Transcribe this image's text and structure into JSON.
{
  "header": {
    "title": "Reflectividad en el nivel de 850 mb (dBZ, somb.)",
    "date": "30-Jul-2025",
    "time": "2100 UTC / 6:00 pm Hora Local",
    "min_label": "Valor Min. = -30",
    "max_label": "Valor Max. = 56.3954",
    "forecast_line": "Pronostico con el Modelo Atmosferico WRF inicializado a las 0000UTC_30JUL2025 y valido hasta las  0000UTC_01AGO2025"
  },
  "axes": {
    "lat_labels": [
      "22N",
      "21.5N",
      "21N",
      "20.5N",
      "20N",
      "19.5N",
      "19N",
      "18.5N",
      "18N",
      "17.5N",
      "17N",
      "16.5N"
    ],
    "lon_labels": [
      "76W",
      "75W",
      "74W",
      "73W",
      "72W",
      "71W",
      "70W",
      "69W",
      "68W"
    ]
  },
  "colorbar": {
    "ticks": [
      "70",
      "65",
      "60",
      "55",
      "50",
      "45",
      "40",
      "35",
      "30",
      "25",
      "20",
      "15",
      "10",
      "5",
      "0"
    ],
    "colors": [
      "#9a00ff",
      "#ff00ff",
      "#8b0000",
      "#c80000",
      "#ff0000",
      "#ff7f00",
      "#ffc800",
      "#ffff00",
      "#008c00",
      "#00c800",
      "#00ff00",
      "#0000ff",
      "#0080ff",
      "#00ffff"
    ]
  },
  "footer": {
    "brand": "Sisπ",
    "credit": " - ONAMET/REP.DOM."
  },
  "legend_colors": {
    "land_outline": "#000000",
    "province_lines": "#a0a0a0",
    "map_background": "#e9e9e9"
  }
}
= = = = =
- [Your objective]: For the listing above, give the number of lines in which the string "Valor" occurs, and nothing else.

- [Reply to the task]: 2